=== Raw data ===

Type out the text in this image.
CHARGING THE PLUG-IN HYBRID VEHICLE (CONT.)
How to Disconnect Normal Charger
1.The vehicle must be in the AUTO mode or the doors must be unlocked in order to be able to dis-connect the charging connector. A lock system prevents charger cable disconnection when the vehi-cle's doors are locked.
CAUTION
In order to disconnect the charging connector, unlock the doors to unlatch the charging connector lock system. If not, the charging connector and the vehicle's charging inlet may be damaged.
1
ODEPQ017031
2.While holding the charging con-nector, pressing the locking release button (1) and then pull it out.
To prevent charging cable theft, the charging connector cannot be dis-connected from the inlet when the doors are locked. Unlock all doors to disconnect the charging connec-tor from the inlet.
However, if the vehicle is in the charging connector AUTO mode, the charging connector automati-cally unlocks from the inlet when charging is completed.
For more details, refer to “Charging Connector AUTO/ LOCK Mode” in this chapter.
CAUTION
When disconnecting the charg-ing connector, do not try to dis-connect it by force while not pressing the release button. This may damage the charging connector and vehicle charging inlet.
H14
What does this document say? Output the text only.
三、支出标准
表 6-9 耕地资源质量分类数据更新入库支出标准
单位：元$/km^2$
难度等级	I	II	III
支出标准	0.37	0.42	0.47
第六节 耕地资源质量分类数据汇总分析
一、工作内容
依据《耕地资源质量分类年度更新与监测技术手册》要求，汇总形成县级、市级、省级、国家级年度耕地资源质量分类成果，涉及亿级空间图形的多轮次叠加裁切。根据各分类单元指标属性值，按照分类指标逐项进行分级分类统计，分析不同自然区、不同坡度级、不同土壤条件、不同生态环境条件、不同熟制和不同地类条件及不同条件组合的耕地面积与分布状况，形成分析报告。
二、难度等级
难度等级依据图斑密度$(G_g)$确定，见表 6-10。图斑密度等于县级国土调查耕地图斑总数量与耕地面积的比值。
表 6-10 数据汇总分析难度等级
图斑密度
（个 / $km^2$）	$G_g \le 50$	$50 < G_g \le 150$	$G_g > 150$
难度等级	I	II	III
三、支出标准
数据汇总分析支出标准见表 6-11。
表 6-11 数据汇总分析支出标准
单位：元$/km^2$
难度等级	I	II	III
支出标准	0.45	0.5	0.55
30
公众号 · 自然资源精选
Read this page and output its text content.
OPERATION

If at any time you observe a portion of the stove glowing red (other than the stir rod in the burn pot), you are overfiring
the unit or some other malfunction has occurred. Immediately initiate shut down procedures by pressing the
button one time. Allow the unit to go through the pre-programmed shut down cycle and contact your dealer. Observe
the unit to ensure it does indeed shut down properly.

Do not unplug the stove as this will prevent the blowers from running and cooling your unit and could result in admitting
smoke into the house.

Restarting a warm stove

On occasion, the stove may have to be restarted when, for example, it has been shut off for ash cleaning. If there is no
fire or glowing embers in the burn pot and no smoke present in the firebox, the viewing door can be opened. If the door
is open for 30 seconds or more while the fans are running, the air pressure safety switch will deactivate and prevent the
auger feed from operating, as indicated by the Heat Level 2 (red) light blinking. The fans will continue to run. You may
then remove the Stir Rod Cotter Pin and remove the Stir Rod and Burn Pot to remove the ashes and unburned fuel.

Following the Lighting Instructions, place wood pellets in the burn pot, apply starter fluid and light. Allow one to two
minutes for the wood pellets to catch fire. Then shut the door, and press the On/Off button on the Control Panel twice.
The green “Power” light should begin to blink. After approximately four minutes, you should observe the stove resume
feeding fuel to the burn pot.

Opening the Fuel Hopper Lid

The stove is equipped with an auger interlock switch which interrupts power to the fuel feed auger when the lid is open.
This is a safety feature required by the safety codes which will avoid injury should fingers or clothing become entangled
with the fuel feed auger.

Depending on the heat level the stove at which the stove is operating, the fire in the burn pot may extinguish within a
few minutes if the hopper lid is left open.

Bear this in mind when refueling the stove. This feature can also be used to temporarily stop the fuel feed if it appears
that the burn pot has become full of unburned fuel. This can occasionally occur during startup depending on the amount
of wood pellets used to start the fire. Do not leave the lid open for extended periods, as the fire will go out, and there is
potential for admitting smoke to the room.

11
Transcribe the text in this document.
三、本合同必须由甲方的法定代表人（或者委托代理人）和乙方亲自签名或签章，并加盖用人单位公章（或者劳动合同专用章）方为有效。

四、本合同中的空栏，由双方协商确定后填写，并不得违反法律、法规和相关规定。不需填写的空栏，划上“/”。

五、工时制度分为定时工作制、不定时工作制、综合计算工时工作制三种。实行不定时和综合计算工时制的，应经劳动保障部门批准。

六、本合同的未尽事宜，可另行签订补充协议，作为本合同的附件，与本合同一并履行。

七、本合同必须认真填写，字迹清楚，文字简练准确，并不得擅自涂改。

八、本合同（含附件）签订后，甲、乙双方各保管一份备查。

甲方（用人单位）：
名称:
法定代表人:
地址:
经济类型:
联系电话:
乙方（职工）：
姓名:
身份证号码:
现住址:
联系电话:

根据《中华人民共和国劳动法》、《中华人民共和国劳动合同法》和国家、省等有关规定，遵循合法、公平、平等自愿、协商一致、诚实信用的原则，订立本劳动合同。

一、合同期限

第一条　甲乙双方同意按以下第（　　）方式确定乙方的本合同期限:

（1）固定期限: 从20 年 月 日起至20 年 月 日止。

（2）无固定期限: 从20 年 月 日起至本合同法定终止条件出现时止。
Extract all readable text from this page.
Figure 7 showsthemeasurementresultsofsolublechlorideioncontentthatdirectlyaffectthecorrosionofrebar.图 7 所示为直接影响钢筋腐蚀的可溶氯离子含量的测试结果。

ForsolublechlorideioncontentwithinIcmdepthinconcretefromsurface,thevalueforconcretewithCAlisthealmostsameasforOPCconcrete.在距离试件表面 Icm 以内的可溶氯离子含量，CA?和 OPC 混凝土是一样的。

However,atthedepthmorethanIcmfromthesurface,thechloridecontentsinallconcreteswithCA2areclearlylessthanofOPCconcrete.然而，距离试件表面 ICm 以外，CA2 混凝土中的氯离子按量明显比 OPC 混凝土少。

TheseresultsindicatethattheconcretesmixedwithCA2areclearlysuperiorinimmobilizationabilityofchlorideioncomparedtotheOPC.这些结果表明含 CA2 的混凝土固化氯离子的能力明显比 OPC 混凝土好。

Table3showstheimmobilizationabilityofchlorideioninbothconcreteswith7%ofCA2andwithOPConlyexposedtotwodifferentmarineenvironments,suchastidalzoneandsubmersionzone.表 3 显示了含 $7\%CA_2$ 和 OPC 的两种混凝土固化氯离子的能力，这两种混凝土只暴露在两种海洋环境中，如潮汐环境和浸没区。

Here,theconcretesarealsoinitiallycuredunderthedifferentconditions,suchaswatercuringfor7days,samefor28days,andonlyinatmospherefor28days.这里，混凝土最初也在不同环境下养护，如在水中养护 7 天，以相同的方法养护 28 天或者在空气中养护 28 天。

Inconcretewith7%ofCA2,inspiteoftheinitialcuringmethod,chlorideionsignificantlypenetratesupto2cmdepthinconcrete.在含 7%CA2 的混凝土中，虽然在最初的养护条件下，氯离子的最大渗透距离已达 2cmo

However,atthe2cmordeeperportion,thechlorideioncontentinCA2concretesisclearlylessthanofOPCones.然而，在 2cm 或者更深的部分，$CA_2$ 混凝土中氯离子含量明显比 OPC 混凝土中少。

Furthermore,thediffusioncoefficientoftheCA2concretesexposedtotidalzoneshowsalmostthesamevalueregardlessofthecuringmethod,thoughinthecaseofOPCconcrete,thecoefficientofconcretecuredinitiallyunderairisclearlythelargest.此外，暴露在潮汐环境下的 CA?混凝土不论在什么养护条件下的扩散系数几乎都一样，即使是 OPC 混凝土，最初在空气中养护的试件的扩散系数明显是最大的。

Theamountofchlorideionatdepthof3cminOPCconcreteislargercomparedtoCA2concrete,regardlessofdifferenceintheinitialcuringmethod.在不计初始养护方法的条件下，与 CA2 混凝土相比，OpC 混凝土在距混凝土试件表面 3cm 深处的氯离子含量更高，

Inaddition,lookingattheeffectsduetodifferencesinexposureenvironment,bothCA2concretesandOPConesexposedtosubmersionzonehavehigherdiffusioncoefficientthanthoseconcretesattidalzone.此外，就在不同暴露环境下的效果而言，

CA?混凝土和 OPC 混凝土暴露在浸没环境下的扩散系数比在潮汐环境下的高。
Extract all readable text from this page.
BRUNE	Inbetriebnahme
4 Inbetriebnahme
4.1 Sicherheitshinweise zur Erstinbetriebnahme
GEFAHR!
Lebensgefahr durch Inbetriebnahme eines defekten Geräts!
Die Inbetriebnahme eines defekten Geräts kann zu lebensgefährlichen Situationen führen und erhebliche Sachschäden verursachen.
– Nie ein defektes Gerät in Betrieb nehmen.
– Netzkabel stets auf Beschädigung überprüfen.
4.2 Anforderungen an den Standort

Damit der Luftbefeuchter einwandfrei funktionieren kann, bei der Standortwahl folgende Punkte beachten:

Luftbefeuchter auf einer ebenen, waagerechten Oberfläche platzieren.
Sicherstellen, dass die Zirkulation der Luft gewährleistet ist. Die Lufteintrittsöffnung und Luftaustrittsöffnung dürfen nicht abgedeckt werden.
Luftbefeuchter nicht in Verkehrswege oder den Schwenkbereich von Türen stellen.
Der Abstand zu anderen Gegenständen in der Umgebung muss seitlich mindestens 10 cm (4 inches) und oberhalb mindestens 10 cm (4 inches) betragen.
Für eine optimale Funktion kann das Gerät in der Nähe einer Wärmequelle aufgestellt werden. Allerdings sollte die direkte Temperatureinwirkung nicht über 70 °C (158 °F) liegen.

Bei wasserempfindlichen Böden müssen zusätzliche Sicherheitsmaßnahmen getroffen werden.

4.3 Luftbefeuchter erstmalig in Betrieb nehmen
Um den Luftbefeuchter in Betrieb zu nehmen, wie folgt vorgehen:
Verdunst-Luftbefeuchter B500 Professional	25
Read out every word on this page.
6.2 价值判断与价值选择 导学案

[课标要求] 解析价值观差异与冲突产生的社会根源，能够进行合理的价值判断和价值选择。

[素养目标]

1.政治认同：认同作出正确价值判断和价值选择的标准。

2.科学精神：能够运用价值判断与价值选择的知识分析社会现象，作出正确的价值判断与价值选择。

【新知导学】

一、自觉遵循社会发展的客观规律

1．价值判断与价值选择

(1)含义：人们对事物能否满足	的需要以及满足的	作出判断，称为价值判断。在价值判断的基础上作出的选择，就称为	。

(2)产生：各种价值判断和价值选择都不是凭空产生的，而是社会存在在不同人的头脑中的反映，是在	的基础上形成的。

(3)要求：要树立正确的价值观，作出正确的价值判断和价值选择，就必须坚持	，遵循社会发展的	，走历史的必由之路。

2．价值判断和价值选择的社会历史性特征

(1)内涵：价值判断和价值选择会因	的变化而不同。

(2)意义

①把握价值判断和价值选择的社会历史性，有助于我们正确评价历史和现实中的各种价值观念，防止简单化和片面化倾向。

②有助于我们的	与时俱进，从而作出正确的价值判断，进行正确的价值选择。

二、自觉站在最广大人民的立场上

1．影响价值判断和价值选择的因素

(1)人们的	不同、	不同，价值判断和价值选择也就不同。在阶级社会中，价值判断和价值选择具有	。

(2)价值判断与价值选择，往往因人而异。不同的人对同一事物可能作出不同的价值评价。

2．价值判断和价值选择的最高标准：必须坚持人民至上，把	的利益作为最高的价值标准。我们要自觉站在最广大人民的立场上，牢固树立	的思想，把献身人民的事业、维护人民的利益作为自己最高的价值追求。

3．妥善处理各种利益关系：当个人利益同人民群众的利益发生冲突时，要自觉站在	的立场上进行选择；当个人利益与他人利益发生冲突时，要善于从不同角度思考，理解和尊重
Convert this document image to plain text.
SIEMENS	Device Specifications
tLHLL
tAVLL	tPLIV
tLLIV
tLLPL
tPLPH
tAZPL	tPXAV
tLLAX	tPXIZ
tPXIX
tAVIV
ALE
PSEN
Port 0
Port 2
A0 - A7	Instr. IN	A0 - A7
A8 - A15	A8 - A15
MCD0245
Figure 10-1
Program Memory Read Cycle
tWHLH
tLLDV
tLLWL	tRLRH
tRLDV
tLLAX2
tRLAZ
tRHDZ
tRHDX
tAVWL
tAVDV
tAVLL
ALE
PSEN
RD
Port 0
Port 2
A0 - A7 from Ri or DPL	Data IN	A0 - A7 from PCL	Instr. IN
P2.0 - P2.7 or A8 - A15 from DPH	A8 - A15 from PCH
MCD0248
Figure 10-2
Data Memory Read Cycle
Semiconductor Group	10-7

===

Given task
Repeat exactly the lines above, starting with the line that contains "Convert this document image to plain text." and ending with the last line, both included, and nothing else.

Written answer
Convert this document image to plain text.
SIEMENS	Device Specifications
tLHLL
tAVLL	tPLIV
tLLIV
tLLPL
tPLPH
tAZPL	tPXAV
tLLAX	tPXIZ
tPXIX
tAVIV
ALE
PSEN
Port 0
Port 2
A0 - A7	Instr. IN	A0 - A7
A8 - A15	A8 - A15
MCD0245
Figure 10-1
Program Memory Read Cycle
tWHLH
tLLDV
tLLWL	tRLRH
tRLDV
tLLAX2
tRLAZ
tRHDZ
tRHDX
tAVWL
tAVDV
tAVLL
ALE
PSEN
RD
Port 0
Port 2
A0 - A7 from Ri or DPL	Data IN	A0 - A7 from PCL	Instr. IN
P2.0 - P2.7 or A8 - A15 from DPH	A8 - A15 from PCH
MCD0248
Figure 10-2
Data Memory Read Cycle
Semiconductor Group	10-7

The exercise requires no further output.